The range of blood flow changes from resting to maximal vasodilatation normalized to the tissue mass is known to differ among various organs (Mellander & Johansson, 1968). In particular, in kidneys the degree of vasodilatation at rest is close to the maximal vasodilatation that can be evoked. Such differences in the resting vascular states between different organs could have influenced the different vascular responses in the RA and SMA observed in the present study.
In any case, while different vascular responses were observed in SMA and RA in the present study, the physiological significance of this difference is unclear. Further studies are needed to elucidate this issue.
Repetition of a mental task reportedly attenuates the response due to familiarization (Lindqvist et al. 2004), and the perceived stress affects the magnitude of the muscle sympathetic nerve activity (Callister et al. 1992). We found no differences in the pressor and cardioaccelerator responses between our two trials, measuring both the RA and SMA blood flow. In addition, the HR and BP responses in both trials showed a strong positive correlation, with the subjects showing similar responses. All subjects practised until they understood how to perform the test. Thus, familiarization seems to be sufficient to standardize the response. We randomized the order of the RA and SMA blood flow measurements, and the two trials did not affect the differences in the blood flow responses between the two arteries.
We did not record the precise diameters of the arteries due to technical difficulties. However, since the target vessels are not resistance vessels and there were no differences observed in the diameters on the B-mode echo images during trials, it is unlikely that changes in the diameters of arteries had a major effect on the present findings.
In summary, the present findings demonstrate that mental stress causes vasoconstriction in the renal and superior mesenteric arteries, which decreases blood flow in the renal artery but not in the superior mesenteric artery. The relative changes of blood flow and magnitude of vasoconstriction caused by mental stress from the baseline differed between the arteries. These results suggest that mental stress causes vasoconstriction in visceral arteries, and indicate that the magnitude of vasoconstriction differs among visceral organs.

### Supplied records:
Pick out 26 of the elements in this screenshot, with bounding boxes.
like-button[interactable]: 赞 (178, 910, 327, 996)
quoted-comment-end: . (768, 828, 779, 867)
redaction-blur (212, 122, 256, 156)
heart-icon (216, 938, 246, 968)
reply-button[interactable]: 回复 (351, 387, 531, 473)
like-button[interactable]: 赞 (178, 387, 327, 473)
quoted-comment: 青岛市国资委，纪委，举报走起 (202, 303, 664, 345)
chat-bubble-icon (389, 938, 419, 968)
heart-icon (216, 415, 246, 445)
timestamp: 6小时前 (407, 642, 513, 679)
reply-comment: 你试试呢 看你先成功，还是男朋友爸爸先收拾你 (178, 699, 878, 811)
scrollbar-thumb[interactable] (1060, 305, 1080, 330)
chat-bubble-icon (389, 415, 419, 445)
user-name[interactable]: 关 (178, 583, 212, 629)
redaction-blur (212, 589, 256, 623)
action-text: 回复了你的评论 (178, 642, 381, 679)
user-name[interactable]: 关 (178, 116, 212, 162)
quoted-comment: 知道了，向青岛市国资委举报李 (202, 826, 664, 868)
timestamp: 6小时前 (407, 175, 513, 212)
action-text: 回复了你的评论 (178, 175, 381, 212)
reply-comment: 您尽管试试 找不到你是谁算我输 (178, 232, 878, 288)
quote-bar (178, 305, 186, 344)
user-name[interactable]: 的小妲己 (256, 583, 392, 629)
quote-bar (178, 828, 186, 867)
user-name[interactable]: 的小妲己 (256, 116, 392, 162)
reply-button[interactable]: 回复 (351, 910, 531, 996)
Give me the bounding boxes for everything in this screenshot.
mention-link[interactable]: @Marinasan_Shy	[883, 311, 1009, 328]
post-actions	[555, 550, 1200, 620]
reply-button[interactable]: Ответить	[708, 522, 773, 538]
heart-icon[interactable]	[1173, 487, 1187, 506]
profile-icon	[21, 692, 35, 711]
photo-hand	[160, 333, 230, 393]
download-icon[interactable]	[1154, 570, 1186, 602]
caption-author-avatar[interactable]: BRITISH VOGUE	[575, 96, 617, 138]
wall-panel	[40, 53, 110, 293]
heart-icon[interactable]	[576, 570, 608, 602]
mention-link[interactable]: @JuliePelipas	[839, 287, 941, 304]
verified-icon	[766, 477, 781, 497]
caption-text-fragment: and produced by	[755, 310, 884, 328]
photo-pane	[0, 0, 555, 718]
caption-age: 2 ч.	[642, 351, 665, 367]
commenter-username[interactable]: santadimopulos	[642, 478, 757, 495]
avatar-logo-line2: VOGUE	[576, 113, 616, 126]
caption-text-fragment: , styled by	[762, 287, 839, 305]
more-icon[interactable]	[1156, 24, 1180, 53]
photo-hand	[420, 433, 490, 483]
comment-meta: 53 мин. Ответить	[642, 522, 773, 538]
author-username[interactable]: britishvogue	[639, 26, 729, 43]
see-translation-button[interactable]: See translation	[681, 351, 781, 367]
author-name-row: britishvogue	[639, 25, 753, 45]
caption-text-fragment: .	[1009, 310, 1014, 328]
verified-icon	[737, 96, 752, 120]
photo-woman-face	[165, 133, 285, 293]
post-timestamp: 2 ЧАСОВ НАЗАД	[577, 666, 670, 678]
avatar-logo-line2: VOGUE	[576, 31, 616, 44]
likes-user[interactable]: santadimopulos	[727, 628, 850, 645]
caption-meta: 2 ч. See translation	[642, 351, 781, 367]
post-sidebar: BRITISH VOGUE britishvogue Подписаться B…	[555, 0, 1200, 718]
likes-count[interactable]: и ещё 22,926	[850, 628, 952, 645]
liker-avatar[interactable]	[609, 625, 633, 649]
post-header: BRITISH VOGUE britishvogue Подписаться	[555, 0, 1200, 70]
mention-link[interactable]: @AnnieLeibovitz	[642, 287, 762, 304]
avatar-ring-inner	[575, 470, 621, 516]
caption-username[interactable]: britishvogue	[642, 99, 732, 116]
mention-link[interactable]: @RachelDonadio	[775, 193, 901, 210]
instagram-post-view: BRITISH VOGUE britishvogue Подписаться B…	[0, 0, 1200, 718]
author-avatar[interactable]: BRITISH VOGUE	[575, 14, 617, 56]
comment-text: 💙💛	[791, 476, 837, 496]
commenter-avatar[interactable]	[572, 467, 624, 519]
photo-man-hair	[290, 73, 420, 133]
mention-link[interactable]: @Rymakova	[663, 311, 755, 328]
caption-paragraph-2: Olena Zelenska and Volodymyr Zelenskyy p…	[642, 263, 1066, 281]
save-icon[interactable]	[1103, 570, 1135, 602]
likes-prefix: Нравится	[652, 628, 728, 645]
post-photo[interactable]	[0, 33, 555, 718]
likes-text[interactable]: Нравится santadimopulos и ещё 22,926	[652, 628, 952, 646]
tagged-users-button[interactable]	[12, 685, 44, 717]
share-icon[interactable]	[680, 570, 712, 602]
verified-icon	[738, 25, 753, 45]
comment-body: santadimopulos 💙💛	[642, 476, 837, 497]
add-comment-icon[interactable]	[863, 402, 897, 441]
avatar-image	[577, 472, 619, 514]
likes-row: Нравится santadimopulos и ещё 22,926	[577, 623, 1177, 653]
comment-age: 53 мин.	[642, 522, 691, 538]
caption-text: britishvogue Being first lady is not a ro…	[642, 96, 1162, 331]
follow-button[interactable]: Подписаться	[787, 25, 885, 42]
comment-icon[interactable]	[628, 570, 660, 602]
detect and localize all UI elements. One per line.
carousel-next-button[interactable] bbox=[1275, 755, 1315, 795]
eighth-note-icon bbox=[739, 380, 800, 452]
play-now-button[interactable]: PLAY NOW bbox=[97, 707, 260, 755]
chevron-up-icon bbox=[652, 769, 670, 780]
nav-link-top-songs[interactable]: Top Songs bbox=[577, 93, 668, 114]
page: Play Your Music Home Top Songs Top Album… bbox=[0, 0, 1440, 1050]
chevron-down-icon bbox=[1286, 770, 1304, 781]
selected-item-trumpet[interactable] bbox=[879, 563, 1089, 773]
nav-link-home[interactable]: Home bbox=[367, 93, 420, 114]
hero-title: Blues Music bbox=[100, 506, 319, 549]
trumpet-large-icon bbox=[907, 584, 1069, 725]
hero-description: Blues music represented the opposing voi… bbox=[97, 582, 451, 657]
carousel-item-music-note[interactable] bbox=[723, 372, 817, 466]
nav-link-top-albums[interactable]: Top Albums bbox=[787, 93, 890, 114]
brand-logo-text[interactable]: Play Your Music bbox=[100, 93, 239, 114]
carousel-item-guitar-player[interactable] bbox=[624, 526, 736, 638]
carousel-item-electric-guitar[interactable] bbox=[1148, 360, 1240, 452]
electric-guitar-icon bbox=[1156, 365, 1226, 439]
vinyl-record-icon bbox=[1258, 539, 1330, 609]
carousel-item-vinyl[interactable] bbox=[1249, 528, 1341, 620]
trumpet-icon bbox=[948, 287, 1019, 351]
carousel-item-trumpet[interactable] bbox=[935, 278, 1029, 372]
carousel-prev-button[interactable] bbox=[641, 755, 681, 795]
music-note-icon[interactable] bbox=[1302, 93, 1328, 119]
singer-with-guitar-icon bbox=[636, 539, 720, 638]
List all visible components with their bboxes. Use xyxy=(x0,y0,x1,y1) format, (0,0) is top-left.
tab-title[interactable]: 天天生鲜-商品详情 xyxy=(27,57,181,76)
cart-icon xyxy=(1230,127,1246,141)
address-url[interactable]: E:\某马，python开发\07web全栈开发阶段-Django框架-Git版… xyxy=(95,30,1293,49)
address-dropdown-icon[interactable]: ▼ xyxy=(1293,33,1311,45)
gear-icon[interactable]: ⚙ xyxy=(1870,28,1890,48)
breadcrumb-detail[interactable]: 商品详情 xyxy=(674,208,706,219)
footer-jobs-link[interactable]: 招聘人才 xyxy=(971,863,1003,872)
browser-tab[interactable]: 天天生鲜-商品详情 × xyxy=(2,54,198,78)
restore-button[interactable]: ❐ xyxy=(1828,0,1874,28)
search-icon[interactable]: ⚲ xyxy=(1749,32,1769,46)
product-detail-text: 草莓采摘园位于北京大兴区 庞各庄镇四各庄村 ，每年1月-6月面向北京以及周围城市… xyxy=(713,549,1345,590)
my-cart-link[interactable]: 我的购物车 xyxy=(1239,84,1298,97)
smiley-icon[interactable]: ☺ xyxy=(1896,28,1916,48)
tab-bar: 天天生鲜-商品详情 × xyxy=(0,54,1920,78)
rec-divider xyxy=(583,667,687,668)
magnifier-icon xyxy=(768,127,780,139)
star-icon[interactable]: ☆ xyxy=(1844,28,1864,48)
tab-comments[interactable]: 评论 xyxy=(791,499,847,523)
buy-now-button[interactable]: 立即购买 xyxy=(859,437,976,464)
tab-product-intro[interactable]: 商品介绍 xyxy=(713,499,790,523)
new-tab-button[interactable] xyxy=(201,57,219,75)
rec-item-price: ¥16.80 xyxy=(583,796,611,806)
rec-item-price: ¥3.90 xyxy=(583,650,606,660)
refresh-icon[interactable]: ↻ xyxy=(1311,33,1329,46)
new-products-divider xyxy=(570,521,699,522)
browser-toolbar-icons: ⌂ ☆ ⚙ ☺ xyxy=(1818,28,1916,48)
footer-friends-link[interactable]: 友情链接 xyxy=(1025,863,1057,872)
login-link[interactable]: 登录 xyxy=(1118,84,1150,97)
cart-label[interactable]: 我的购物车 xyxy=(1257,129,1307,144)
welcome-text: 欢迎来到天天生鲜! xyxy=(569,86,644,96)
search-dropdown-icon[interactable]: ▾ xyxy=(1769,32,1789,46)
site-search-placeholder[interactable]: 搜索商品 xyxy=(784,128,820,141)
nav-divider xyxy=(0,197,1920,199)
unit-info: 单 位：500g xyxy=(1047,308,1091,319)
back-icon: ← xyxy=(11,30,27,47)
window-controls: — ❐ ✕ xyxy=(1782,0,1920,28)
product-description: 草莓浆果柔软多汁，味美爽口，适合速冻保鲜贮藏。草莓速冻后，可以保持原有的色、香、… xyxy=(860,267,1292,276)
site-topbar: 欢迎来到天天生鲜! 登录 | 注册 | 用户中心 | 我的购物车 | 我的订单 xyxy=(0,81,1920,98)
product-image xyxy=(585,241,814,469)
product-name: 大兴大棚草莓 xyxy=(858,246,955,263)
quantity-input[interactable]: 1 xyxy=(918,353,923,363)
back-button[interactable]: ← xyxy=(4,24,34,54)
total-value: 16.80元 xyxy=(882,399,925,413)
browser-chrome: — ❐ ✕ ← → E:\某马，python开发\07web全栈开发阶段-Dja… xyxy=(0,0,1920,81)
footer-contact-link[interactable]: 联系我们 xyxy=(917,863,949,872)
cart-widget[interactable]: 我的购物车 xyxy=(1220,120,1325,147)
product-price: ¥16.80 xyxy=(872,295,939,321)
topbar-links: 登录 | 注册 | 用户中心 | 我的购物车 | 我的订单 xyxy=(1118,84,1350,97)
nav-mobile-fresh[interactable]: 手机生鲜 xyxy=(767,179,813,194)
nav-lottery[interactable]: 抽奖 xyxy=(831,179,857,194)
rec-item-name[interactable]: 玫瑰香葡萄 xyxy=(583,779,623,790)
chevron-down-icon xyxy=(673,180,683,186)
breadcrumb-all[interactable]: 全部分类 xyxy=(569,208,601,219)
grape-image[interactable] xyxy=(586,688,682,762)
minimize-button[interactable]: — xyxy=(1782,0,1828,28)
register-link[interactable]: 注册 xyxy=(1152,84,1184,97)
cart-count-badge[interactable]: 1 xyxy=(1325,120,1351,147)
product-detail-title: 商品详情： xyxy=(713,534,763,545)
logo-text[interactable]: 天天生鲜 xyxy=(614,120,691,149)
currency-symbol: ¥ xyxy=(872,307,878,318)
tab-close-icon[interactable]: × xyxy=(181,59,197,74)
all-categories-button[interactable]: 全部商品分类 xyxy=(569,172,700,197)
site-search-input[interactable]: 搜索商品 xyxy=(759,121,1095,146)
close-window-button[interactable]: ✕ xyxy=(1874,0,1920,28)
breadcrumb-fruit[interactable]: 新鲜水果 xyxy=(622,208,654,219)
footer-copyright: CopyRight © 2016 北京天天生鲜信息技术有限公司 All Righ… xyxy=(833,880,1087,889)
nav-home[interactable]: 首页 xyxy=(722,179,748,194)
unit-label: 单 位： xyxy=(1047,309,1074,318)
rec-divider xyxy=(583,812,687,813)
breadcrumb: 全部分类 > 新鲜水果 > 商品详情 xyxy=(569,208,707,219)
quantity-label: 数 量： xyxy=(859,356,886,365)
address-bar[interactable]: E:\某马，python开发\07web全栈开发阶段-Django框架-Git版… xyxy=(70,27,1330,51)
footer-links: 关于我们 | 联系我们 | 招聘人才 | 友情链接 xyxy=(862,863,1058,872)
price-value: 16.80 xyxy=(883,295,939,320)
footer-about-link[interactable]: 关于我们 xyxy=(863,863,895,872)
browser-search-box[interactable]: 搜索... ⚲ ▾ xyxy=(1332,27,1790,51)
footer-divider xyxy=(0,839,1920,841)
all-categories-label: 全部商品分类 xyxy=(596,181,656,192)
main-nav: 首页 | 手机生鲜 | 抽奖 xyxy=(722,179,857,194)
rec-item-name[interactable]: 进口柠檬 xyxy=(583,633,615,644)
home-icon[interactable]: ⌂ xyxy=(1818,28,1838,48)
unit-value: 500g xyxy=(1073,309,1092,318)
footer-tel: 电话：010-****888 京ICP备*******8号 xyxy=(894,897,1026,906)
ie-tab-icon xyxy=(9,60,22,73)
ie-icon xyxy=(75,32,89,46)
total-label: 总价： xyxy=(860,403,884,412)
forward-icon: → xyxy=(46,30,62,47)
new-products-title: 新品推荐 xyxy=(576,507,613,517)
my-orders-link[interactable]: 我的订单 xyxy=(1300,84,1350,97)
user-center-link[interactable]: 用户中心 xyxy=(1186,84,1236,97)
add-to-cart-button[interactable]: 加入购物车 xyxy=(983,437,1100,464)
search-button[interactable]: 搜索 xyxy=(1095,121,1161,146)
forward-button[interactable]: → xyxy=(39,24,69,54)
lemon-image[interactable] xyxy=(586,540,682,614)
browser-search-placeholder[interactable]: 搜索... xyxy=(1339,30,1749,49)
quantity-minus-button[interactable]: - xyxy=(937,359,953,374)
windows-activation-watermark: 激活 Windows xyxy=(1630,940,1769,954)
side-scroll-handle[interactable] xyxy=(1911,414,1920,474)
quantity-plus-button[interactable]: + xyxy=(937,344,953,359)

### Tasks for this exercise:
(1) Answer these from the mental stress passage:
(a) In which organ is the degree of vasodilatation at rest close to the maximal vasodilatation that can be evoked?
(b) What prevented the precise diameters of the arteries from being recorded?
(c) In which artery did mental stress decrease blood flow?
(2) From the mental stress passage, copy the words from "In summary, the" to "among visceral organs." without any changes.
(3) Based on the mental stress passage, say yes or no to each statement, and quote the words that decide it:
(a) The order of the renal and superior mesenteric artery blood flow measurements was randomized.
(b) The pressor and cardioaccelerator responses differed between the two trials.
(c) Mental stress decreased blood flow in the superior mesenteric artery.
Use only the mental stress passage to respond.

### Outputs in order:
(1)
(a) The kidneys.
(b) Technical difficulties.
(c) The renal artery.

(2)
In summary, the present findings demonstrate that mental stress causes vasoconstriction in the renal and superior mesenteric arteries, which decreases blood flow in the renal artery but not in the superior mesenteric artery. The relative changes of blood flow and magnitude of vasoconstriction caused by mental stress from the baseline differed between the arteries. These results suggest that mental stress causes vasoconstriction in visceral arteries, and indicate that the magnitude of vasoconstriction differs among visceral organs.

(3)
(a) Yes: "We randomized the order of the RA and SMA blood flow measurements"
(b) No: "We found no differences in the pressor and cardioaccelerator responses between our two trials"
(c) No: "which decreases blood flow in the renal artery but not in the superior mesenteric artery"